§ REQUIRED TASK:
Your answer should be a single number: the count of lines that include the word "Inspections".

Entries taken from a collection
+++++
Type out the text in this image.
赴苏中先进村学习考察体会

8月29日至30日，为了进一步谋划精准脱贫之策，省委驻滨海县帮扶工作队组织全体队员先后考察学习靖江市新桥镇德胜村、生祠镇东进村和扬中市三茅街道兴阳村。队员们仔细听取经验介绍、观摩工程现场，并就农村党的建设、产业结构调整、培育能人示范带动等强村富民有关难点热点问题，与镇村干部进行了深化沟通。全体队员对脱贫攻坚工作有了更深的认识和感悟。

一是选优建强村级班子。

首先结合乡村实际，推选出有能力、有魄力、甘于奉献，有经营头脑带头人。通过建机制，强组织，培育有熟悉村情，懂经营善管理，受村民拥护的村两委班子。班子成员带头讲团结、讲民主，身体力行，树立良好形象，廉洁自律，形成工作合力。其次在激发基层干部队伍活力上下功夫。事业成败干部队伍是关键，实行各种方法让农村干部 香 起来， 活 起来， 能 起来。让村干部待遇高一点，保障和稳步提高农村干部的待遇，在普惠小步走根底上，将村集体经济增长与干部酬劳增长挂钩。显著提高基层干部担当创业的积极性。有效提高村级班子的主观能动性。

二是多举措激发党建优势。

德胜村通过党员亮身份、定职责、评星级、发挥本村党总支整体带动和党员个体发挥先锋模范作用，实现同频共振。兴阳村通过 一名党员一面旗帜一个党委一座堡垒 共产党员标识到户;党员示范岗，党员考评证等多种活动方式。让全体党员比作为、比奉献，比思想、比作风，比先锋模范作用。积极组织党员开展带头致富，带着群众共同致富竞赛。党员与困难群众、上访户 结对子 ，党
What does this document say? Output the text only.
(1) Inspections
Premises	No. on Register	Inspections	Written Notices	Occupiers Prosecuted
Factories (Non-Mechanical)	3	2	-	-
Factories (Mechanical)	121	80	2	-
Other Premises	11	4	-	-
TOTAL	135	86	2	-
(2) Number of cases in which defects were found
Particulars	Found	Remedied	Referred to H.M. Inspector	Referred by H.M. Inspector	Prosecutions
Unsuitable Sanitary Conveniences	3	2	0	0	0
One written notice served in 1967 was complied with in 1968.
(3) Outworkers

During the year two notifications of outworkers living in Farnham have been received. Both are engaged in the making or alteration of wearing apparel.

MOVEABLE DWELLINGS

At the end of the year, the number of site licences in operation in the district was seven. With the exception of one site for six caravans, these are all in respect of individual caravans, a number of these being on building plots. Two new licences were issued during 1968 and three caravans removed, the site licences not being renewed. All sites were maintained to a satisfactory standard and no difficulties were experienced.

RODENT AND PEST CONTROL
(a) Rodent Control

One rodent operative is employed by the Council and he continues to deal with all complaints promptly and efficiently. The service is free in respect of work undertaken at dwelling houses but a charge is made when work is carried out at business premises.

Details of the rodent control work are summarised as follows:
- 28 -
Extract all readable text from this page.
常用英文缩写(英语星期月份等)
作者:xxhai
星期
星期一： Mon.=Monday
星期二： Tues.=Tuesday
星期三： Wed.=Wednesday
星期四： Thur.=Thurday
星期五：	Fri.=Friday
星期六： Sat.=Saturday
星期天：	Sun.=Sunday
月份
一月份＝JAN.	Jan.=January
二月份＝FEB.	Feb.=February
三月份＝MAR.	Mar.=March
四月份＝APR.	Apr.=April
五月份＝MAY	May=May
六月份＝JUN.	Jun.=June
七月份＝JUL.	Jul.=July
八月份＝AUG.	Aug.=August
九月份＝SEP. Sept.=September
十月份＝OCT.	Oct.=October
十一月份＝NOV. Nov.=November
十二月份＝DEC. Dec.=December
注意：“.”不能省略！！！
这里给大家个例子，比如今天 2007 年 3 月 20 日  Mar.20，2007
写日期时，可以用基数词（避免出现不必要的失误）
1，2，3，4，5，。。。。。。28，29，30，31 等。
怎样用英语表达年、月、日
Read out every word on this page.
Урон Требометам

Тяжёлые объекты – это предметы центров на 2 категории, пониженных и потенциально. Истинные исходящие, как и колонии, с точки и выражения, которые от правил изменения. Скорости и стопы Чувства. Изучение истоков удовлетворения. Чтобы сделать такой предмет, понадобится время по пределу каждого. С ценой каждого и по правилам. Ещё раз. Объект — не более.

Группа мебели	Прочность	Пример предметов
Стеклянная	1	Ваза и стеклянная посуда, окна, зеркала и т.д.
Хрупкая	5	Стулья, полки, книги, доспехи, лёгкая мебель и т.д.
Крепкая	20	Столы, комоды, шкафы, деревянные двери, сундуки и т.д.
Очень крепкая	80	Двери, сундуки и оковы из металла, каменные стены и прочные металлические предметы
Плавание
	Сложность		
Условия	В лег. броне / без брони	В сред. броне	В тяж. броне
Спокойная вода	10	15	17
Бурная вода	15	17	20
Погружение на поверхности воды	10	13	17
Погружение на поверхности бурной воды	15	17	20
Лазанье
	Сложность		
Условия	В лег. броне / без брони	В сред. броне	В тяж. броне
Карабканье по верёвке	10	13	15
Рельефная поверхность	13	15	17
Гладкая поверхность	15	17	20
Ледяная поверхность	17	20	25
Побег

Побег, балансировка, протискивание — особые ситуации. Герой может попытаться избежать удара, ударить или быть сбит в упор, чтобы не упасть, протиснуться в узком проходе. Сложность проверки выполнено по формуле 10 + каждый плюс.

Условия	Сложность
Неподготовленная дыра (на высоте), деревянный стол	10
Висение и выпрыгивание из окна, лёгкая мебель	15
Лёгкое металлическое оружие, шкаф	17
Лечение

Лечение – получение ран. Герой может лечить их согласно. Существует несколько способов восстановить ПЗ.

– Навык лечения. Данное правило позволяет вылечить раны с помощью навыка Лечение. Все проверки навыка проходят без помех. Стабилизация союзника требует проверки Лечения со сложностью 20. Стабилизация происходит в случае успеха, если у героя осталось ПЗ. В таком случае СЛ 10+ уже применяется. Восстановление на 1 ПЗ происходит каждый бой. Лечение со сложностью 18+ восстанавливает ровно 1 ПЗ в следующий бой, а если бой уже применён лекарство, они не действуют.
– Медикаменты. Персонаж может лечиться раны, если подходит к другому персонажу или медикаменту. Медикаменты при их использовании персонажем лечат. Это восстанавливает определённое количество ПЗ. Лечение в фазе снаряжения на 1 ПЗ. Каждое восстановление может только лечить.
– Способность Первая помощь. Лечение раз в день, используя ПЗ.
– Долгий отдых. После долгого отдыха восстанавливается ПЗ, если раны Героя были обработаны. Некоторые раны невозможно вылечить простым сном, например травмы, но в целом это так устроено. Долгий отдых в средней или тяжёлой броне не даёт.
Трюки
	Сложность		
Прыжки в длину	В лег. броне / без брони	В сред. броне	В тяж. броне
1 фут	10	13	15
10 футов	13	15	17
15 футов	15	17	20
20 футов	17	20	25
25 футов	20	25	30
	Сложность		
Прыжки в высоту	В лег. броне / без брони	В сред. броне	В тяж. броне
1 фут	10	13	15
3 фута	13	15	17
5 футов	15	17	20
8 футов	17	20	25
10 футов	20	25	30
+++++
§ EXERCISE SOLUTION:
2